Rewrite the entries below, renaming every instance of "code-line" to "source-line" and leaving all other text unchanged.

- [Data for the task]:
***
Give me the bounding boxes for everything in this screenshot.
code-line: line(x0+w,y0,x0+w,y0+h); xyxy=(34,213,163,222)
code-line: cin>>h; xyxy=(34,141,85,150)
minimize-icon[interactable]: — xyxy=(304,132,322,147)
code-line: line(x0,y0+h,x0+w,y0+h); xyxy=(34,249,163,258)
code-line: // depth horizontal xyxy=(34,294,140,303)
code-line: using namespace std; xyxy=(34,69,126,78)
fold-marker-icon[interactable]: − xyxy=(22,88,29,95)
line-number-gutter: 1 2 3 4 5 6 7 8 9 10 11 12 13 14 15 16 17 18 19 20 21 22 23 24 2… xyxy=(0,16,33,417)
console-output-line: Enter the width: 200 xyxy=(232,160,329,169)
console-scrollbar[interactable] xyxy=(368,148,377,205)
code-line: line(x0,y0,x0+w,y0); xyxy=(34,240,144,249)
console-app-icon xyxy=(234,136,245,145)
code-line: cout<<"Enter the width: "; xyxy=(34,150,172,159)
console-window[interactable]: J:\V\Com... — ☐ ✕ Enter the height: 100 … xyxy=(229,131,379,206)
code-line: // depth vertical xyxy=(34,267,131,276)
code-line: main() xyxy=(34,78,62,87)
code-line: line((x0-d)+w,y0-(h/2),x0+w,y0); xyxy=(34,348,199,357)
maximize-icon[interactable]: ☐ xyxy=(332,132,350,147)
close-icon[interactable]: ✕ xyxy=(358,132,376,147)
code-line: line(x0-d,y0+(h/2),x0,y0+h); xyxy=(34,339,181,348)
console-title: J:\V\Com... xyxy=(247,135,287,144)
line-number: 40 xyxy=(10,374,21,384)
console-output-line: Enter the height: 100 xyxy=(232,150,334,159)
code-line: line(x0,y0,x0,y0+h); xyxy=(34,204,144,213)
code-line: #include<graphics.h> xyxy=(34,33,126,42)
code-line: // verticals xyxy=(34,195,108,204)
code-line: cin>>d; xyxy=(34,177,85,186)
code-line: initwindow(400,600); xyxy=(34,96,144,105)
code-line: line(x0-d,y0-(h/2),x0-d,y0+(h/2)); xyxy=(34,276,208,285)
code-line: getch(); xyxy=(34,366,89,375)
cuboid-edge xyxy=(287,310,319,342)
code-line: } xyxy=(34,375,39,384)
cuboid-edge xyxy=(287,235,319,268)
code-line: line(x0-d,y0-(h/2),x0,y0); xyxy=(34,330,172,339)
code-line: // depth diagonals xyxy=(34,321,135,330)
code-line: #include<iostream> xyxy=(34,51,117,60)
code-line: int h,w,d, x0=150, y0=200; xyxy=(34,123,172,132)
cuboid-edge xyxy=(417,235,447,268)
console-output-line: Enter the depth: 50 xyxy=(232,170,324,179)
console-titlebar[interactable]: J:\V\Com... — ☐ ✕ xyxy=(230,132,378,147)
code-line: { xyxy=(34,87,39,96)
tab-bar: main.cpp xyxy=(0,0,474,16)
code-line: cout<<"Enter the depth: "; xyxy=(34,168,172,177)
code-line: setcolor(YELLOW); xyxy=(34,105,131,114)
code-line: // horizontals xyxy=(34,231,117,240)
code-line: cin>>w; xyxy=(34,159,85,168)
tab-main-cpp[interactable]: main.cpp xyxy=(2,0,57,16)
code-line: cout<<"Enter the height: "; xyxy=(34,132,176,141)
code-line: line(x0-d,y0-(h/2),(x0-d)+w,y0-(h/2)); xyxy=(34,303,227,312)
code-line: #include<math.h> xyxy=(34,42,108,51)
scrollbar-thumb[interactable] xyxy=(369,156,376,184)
***
- [Task output]:
Give me the bounding boxes for everything in this screenshot.
source-line: line(x0+w,y0,x0+w,y0+h); xyxy=(34,213,163,222)
source-line: cin>>h; xyxy=(34,141,85,150)
minimize-icon[interactable]: — xyxy=(304,132,322,147)
source-line: line(x0,y0+h,x0+w,y0+h); xyxy=(34,249,163,258)
source-line: // depth horizontal xyxy=(34,294,140,303)
source-line: using namespace std; xyxy=(34,69,126,78)
fold-marker-icon[interactable]: − xyxy=(22,88,29,95)
line-number-gutter: 1 2 3 4 5 6 7 8 9 10 11 12 13 14 15 16 17 18 19 20 21 22 23 24 2… xyxy=(0,16,33,417)
console-output-line: Enter the width: 200 xyxy=(232,160,329,169)
console-scrollbar[interactable] xyxy=(368,148,377,205)
source-line: line(x0,y0,x0+w,y0); xyxy=(34,240,144,249)
console-app-icon xyxy=(234,136,245,145)
source-line: cout<<"Enter the width: "; xyxy=(34,150,172,159)
console-window[interactable]: J:\V\Com... — ☐ ✕ Enter the height: 100 … xyxy=(229,131,379,206)
source-line: // depth vertical xyxy=(34,267,131,276)
source-line: main() xyxy=(34,78,62,87)
source-line: line((x0-d)+w,y0-(h/2),x0+w,y0); xyxy=(34,348,199,357)
maximize-icon[interactable]: ☐ xyxy=(332,132,350,147)
close-icon[interactable]: ✕ xyxy=(358,132,376,147)
source-line: line(x0-d,y0+(h/2),x0,y0+h); xyxy=(34,339,181,348)
console-title: J:\V\Com... xyxy=(247,135,287,144)
line-number: 40 xyxy=(10,374,21,384)
console-output-line: Enter the height: 100 xyxy=(232,150,334,159)
source-line: line(x0,y0,x0,y0+h); xyxy=(34,204,144,213)
source-line: #include<graphics.h> xyxy=(34,33,126,42)
source-line: // verticals xyxy=(34,195,108,204)
source-line: cin>>d; xyxy=(34,177,85,186)
source-line: initwindow(400,600); xyxy=(34,96,144,105)
source-line: line(x0-d,y0-(h/2),x0-d,y0+(h/2)); xyxy=(34,276,208,285)
source-line: getch(); xyxy=(34,366,89,375)
cuboid-edge xyxy=(287,310,319,342)
source-line: } xyxy=(34,375,39,384)
cuboid-edge xyxy=(287,235,319,268)
source-line: line(x0-d,y0-(h/2),x0,y0); xyxy=(34,330,172,339)
source-line: // depth diagonals xyxy=(34,321,135,330)
source-line: #include<iostream> xyxy=(34,51,117,60)
source-line: int h,w,d, x0=150, y0=200; xyxy=(34,123,172,132)
cuboid-edge xyxy=(417,235,447,268)
console-output-line: Enter the depth: 50 xyxy=(232,170,324,179)
console-titlebar[interactable]: J:\V\Com... — ☐ ✕ xyxy=(230,132,378,147)
source-line: { xyxy=(34,87,39,96)
tab-bar: main.cpp xyxy=(0,0,474,16)
source-line: cout<<"Enter the depth: "; xyxy=(34,168,172,177)
source-line: setcolor(YELLOW); xyxy=(34,105,131,114)
source-line: // horizontals xyxy=(34,231,117,240)
source-line: cin>>w; xyxy=(34,159,85,168)
tab-main-cpp[interactable]: main.cpp xyxy=(2,0,57,16)
source-line: cout<<"Enter the height: "; xyxy=(34,132,176,141)
source-line: line(x0-d,y0-(h/2),(x0-d)+w,y0-(h/2)); xyxy=(34,303,227,312)
source-line: #include<math.h> xyxy=(34,42,108,51)
scrollbar-thumb[interactable] xyxy=(369,156,376,184)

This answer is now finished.